_Record extracts_:

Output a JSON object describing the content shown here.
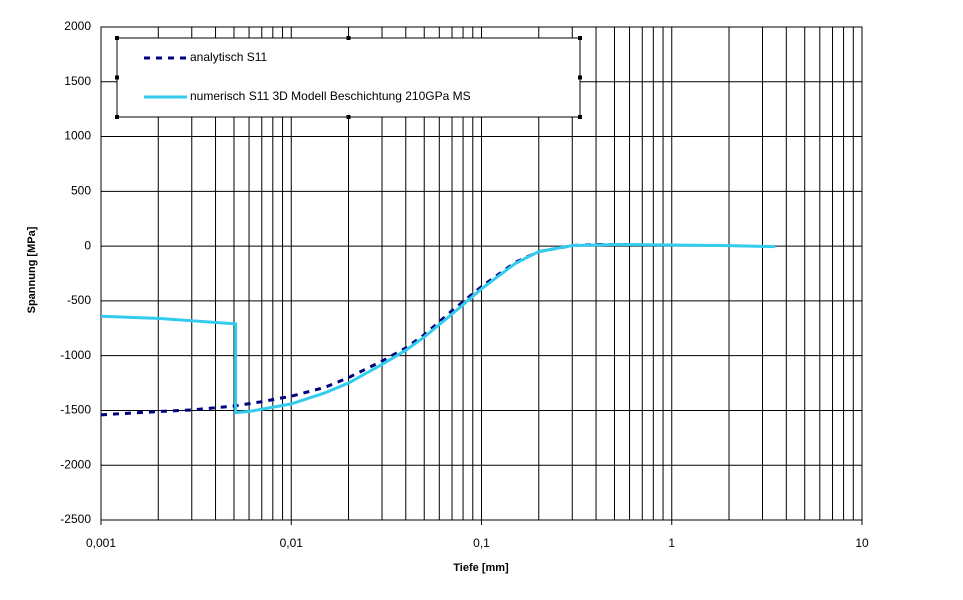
{
  "chart_data": {
    "type": "line",
    "x_label": "Tiefe [mm]",
    "y_label": "Spannung [MPa]",
    "xscale": "log",
    "xlim": [
      0.001,
      10
    ],
    "xticks": [
      {
        "value": 0.001,
        "label": "0,001"
      },
      {
        "value": 0.01,
        "label": "0,01"
      },
      {
        "value": 0.1,
        "label": "0,1"
      },
      1,
      10
    ],
    "ylim": [
      -2500,
      2000
    ],
    "yticks": [
      2000,
      1500,
      1000,
      500,
      0,
      -500,
      -1000,
      -1500,
      -2000,
      -2500
    ],
    "grid": true,
    "legend": "upper left",
    "series": [
      {
        "name": "analytisch S11",
        "color": "#000080",
        "style": "dashed",
        "x": [
          0.001,
          0.002,
          0.003,
          0.005,
          0.007,
          0.01,
          0.015,
          0.02,
          0.03,
          0.04,
          0.05,
          0.07,
          0.1,
          0.15,
          0.2,
          0.3,
          0.4,
          0.6
        ],
        "values": [
          -1540,
          -1510,
          -1495,
          -1460,
          -1420,
          -1370,
          -1290,
          -1200,
          -1050,
          -930,
          -810,
          -590,
          -370,
          -150,
          -50,
          5,
          15,
          15
        ]
      },
      {
        "name": "numerisch S11 3D Modell Beschichtung 210GPa MS",
        "color": "#33CCEE",
        "style": "solid",
        "x": [
          0.001,
          0.002,
          0.0051,
          0.0051,
          0.006,
          0.01,
          0.015,
          0.02,
          0.03,
          0.04,
          0.05,
          0.07,
          0.1,
          0.15,
          0.2,
          0.3,
          0.5,
          1,
          2,
          3.5
        ],
        "values": [
          -640,
          -660,
          -710,
          -1520,
          -1510,
          -1440,
          -1340,
          -1250,
          -1080,
          -950,
          -830,
          -620,
          -390,
          -160,
          -50,
          5,
          15,
          10,
          5,
          -5
        ]
      }
    ]
  }
}
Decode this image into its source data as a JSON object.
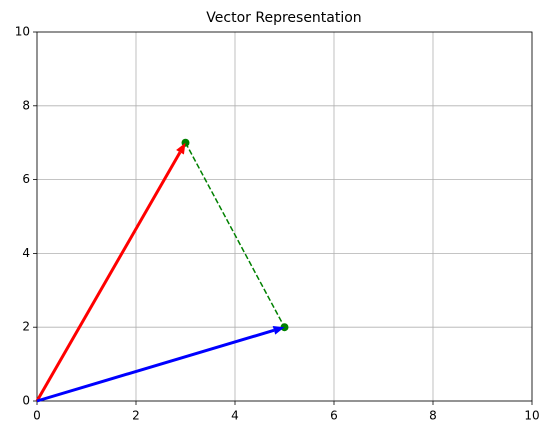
{
  "chart_data": {
    "type": "vector",
    "title": "Vector Representation",
    "xlim": [
      0,
      10
    ],
    "ylim": [
      0,
      10
    ],
    "xticks": [
      0,
      2,
      4,
      6,
      8,
      10
    ],
    "yticks": [
      0,
      2,
      4,
      6,
      8,
      10
    ],
    "grid": true,
    "vectors": [
      {
        "color": "#ff0000",
        "x0": 0,
        "y0": 0,
        "x": 3,
        "y": 7
      },
      {
        "color": "#0000ff",
        "x0": 0,
        "y0": 0,
        "x": 5,
        "y": 2
      }
    ],
    "series": [
      {
        "color": "#008000",
        "x": [
          3,
          5
        ],
        "values": [
          7,
          2
        ],
        "dashed": true
      }
    ]
  }
}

_Prompt_: Output the material word for word, omitting its pictures.

_Solution_:
Output a JSON object describing the content shown here.
{
  "chart_data": {
    "type": "line",
    "x_label": "Tiefe [mm]",
    "y_label": "Spannung [MPa]",
    "xscale": "log",
    "xlim": [
      0.001,
      10
    ],
    "xticks": [
      {
        "value": 0.001,
        "label": "0,001"
      },
      {
        "value": 0.01,
        "label": "0,01"
      },
      {
        "value": 0.1,
        "label": "0,1"
      },
      1,
      10
    ],
    "ylim": [
      -2500,
      2000
    ],
    "yticks": [
      2000,
      1500,
      1000,
      500,
      0,
      -500,
      -1000,
      -1500,
      -2000,
      -2500
    ],
    "grid": true,
    "legend": "upper left",
    "series": [
      {
        "name": "analytisch S11",
        "color": "#000080",
        "style": "dashed",
        "x": [
          0.001,
          0.002,
          0.003,
          0.005,
          0.007,
          0.01,
          0.015,
          0.02,
          0.03,
          0.04,
          0.05,
          0.07,
          0.1,
          0.15,
          0.2,
          0.3,
          0.4,
          0.6
        ],
        "values": [
          -1540,
          -1510,
          -1495,
          -1460,
          -1420,
          -1370,
          -1290,
          -1200,
          -1050,
          -930,
          -810,
          -590,
          -370,
          -150,
          -50,
          5,
          15,
          15
        ]
      },
      {
        "name": "numerisch S11 3D Modell Beschichtung 210GPa MS",
        "color": "#33CCEE",
        "style": "solid",
        "x": [
          0.001,
          0.002,
          0.0051,
          0.0051,
          0.006,
          0.01,
          0.015,
          0.02,
          0.03,
          0.04,
          0.05,
          0.07,
          0.1,
          0.15,
          0.2,
          0.3,
          0.5,
          1,
          2,
          3.5
        ],
        "values": [
          -640,
          -660,
          -710,
          -1520,
          -1510,
          -1440,
          -1340,
          -1250,
          -1080,
          -950,
          -830,
          -620,
          -390,
          -160,
          -50,
          5,
          15,
          10,
          5,
          -5
        ]
      }
    ]
  }
}
Decode this image into its source data as a JSON object.
{
  "chart_data": {
    "type": "vector",
    "title": "Vector Representation",
    "xlim": [
      0,
      10
    ],
    "ylim": [
      0,
      10
    ],
    "xticks": [
      0,
      2,
      4,
      6,
      8,
      10
    ],
    "yticks": [
      0,
      2,
      4,
      6,
      8,
      10
    ],
    "grid": true,
    "vectors": [
      {
        "color": "#ff0000",
        "x0": 0,
        "y0": 0,
        "x": 3,
        "y": 7
      },
      {
        "color": "#0000ff",
        "x0": 0,
        "y0": 0,
        "x": 5,
        "y": 2
      }
    ],
    "series": [
      {
        "color": "#008000",
        "x": [
          3,
          5
        ],
        "values": [
          7,
          2
        ],
        "dashed": true
      }
    ]
  }
}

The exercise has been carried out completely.